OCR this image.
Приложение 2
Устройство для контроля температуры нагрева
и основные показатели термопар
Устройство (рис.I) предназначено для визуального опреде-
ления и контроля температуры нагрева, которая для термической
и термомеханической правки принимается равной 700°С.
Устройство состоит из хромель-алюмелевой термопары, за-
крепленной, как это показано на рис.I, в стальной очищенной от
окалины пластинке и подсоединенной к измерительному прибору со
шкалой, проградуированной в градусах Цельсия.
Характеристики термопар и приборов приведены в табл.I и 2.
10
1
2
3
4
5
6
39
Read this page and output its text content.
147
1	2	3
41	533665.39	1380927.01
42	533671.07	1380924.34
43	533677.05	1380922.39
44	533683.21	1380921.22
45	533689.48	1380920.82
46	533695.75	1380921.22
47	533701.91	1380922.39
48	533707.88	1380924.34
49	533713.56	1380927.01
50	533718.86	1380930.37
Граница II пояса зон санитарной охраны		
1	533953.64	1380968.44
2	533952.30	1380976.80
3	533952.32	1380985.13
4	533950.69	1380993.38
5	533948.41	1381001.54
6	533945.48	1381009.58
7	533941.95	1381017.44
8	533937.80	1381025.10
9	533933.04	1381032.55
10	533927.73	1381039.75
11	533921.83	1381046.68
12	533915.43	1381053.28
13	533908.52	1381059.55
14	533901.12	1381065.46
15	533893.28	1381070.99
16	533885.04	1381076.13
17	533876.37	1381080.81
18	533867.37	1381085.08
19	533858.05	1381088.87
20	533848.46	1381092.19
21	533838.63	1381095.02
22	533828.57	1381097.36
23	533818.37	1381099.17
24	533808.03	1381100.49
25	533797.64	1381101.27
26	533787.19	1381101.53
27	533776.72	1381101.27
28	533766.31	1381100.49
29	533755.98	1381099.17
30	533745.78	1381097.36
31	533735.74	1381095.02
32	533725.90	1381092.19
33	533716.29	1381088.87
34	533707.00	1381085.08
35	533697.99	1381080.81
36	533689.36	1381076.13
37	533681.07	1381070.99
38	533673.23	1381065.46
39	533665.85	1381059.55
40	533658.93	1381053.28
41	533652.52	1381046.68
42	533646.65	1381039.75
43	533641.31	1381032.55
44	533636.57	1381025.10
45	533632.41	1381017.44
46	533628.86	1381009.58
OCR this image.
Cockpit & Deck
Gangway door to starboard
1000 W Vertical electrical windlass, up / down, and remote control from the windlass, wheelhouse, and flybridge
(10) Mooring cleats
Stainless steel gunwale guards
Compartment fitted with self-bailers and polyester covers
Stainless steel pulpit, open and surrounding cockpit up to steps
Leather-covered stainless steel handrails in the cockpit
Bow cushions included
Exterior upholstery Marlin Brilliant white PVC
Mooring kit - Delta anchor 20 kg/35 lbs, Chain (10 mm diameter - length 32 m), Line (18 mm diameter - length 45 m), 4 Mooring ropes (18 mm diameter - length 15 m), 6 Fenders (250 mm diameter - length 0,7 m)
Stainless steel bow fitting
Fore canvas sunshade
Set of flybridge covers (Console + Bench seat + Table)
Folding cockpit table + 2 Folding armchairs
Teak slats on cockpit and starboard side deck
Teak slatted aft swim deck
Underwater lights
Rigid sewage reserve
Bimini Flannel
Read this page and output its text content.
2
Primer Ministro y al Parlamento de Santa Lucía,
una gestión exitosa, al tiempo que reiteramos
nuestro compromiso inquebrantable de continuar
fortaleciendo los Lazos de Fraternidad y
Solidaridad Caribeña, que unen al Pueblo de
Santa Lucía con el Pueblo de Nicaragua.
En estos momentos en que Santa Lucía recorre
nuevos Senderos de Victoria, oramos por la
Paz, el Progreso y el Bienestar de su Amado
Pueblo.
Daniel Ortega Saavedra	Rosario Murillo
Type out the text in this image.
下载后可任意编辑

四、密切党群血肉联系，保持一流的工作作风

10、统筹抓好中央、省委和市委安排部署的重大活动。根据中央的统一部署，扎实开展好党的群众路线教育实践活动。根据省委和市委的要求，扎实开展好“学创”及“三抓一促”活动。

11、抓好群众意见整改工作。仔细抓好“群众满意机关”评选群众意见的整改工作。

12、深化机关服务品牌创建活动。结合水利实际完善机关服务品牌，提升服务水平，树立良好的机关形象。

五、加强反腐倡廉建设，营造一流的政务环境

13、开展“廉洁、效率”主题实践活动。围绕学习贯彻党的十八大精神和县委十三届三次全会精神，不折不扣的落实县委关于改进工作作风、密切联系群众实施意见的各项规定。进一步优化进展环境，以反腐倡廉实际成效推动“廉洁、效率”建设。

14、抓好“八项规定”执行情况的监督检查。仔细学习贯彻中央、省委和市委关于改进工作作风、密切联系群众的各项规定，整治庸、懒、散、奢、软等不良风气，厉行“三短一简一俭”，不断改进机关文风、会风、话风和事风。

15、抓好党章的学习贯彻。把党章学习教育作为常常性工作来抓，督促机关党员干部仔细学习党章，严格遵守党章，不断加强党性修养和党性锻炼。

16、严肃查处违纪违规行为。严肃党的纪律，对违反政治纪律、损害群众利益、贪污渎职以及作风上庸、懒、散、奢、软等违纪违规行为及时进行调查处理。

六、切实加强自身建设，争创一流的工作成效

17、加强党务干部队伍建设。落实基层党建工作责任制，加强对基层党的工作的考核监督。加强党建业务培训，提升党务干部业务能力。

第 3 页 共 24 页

- YOUR INSTRUCTIONS
Write out every line from the records above, word for word.

- SOLUTION FOR THIS PROBLEM
OCR this image.
Приложение 2
Устройство для контроля температуры нагрева
и основные показатели термопар
Устройство (рис.I) предназначено для визуального опреде-
ления и контроля температуры нагрева, которая для термической
и термомеханической правки принимается равной 700°С.
Устройство состоит из хромель-алюмелевой термопары, за-
крепленной, как это показано на рис.I, в стальной очищенной от
окалины пластинке и подсоединенной к измерительному прибору со
шкалой, проградуированной в градусах Цельсия.
Характеристики термопар и приборов приведены в табл.I и 2.
10
1
2
3
4
5
6
39
Read this page and output its text content.
147
1	2	3
41	533665.39	1380927.01
42	533671.07	1380924.34
43	533677.05	1380922.39
44	533683.21	1380921.22
45	533689.48	1380920.82
46	533695.75	1380921.22
47	533701.91	1380922.39
48	533707.88	1380924.34
49	533713.56	1380927.01
50	533718.86	1380930.37
Граница II пояса зон санитарной охраны		
1	533953.64	1380968.44
2	533952.30	1380976.80
3	533952.32	1380985.13
4	533950.69	1380993.38
5	533948.41	1381001.54
6	533945.48	1381009.58
7	533941.95	1381017.44
8	533937.80	1381025.10
9	533933.04	1381032.55
10	533927.73	1381039.75
11	533921.83	1381046.68
12	533915.43	1381053.28
13	533908.52	1381059.55
14	533901.12	1381065.46
15	533893.28	1381070.99
16	533885.04	1381076.13
17	533876.37	1381080.81
18	533867.37	1381085.08
19	533858.05	1381088.87
20	533848.46	1381092.19
21	533838.63	1381095.02
22	533828.57	1381097.36
23	533818.37	1381099.17
24	533808.03	1381100.49
25	533797.64	1381101.27
26	533787.19	1381101.53
27	533776.72	1381101.27
28	533766.31	1381100.49
29	533755.98	1381099.17
30	533745.78	1381097.36
31	533735.74	1381095.02
32	533725.90	1381092.19
33	533716.29	1381088.87
34	533707.00	1381085.08
35	533697.99	1381080.81
36	533689.36	1381076.13
37	533681.07	1381070.99
38	533673.23	1381065.46
39	533665.85	1381059.55
40	533658.93	1381053.28
41	533652.52	1381046.68
42	533646.65	1381039.75
43	533641.31	1381032.55
44	533636.57	1381025.10
45	533632.41	1381017.44
46	533628.86	1381009.58
OCR this image.
Cockpit & Deck
Gangway door to starboard
1000 W Vertical electrical windlass, up / down, and remote control from the windlass, wheelhouse, and flybridge
(10) Mooring cleats
Stainless steel gunwale guards
Compartment fitted with self-bailers and polyester covers
Stainless steel pulpit, open and surrounding cockpit up to steps
Leather-covered stainless steel handrails in the cockpit
Bow cushions included
Exterior upholstery Marlin Brilliant white PVC
Mooring kit - Delta anchor 20 kg/35 lbs, Chain (10 mm diameter - length 32 m), Line (18 mm diameter - length 45 m), 4 Mooring ropes (18 mm diameter - length 15 m), 6 Fenders (250 mm diameter - length 0,7 m)
Stainless steel bow fitting
Fore canvas sunshade
Set of flybridge covers (Console + Bench seat + Table)
Folding cockpit table + 2 Folding armchairs
Teak slats on cockpit and starboard side deck
Teak slatted aft swim deck
Underwater lights
Rigid sewage reserve
Bimini Flannel
Read this page and output its text content.
2
Primer Ministro y al Parlamento de Santa Lucía,
una gestión exitosa, al tiempo que reiteramos
nuestro compromiso inquebrantable de continuar
fortaleciendo los Lazos de Fraternidad y
Solidaridad Caribeña, que unen al Pueblo de
Santa Lucía con el Pueblo de Nicaragua.
En estos momentos en que Santa Lucía recorre
nuevos Senderos de Victoria, oramos por la
Paz, el Progreso y el Bienestar de su Amado
Pueblo.
Daniel Ortega Saavedra	Rosario Murillo
Type out the text in this image.
下载后可任意编辑

四、密切党群血肉联系，保持一流的工作作风

10、统筹抓好中央、省委和市委安排部署的重大活动。根据中央的统一部署，扎实开展好党的群众路线教育实践活动。根据省委和市委的要求，扎实开展好“学创”及“三抓一促”活动。

11、抓好群众意见整改工作。仔细抓好“群众满意机关”评选群众意见的整改工作。

12、深化机关服务品牌创建活动。结合水利实际完善机关服务品牌，提升服务水平，树立良好的机关形象。

五、加强反腐倡廉建设，营造一流的政务环境

13、开展“廉洁、效率”主题实践活动。围绕学习贯彻党的十八大精神和县委十三届三次全会精神，不折不扣的落实县委关于改进工作作风、密切联系群众实施意见的各项规定。进一步优化进展环境，以反腐倡廉实际成效推动“廉洁、效率”建设。

14、抓好“八项规定”执行情况的监督检查。仔细学习贯彻中央、省委和市委关于改进工作作风、密切联系群众的各项规定，整治庸、懒、散、奢、软等不良风气，厉行“三短一简一俭”，不断改进机关文风、会风、话风和事风。

15、抓好党章的学习贯彻。把党章学习教育作为常常性工作来抓，督促机关党员干部仔细学习党章，严格遵守党章，不断加强党性修养和党性锻炼。

16、严肃查处违纪违规行为。严肃党的纪律，对违反政治纪律、损害群众利益、贪污渎职以及作风上庸、懒、散、奢、软等违纪违规行为及时进行调查处理。

六、切实加强自身建设，争创一流的工作成效

17、加强党务干部队伍建设。落实基层党建工作责任制，加强对基层党的工作的考核监督。加强党建业务培训，提升党务干部业务能力。

第 3 页 共 24 页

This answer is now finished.